═════ The data ═════
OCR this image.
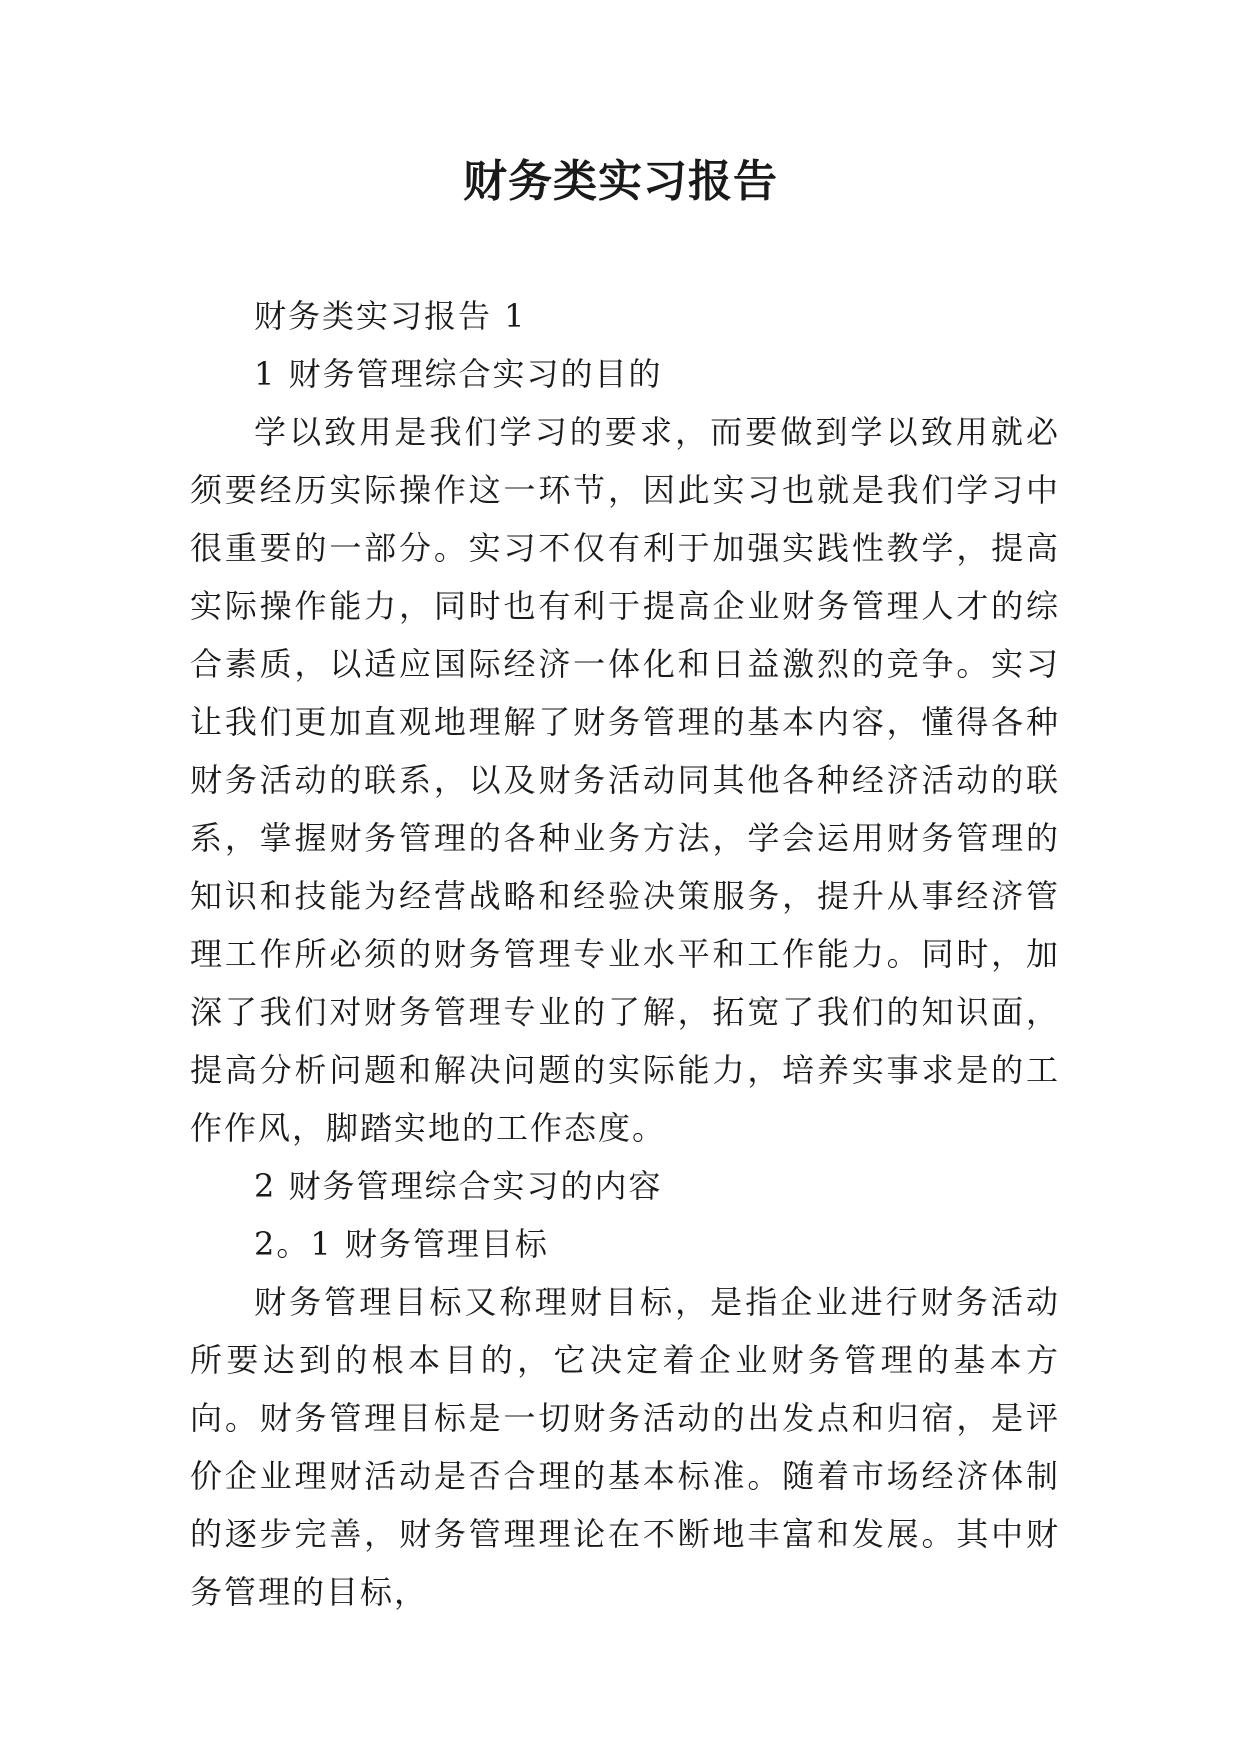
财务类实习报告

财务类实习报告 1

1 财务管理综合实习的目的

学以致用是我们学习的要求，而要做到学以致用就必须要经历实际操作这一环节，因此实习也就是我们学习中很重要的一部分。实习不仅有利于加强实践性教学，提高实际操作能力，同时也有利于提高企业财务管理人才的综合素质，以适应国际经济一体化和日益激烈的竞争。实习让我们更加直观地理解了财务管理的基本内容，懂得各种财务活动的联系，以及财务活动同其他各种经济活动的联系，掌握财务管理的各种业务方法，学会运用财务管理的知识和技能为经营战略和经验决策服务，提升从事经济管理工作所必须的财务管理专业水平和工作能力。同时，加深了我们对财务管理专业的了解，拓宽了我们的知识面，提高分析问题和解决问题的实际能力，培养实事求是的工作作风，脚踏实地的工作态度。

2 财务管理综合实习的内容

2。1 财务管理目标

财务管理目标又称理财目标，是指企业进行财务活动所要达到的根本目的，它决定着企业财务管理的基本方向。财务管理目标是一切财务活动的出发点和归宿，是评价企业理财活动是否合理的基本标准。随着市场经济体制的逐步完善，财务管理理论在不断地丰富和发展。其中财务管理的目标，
═════
## Required work
Every entry should be returned exactly as written, minus the pictures.

## Correct response
OCR this image.
财务类实习报告

财务类实习报告 1

1 财务管理综合实习的目的

学以致用是我们学习的要求，而要做到学以致用就必须要经历实际操作这一环节，因此实习也就是我们学习中很重要的一部分。实习不仅有利于加强实践性教学，提高实际操作能力，同时也有利于提高企业财务管理人才的综合素质，以适应国际经济一体化和日益激烈的竞争。实习让我们更加直观地理解了财务管理的基本内容，懂得各种财务活动的联系，以及财务活动同其他各种经济活动的联系，掌握财务管理的各种业务方法，学会运用财务管理的知识和技能为经营战略和经验决策服务，提升从事经济管理工作所必须的财务管理专业水平和工作能力。同时，加深了我们对财务管理专业的了解，拓宽了我们的知识面，提高分析问题和解决问题的实际能力，培养实事求是的工作作风，脚踏实地的工作态度。

2 财务管理综合实习的内容

2。1 财务管理目标

财务管理目标又称理财目标，是指企业进行财务活动所要达到的根本目的，它决定着企业财务管理的基本方向。财务管理目标是一切财务活动的出发点和归宿，是评价企业理财活动是否合理的基本标准。随着市场经济体制的逐步完善，财务管理理论在不断地丰富和发展。其中财务管理的目标，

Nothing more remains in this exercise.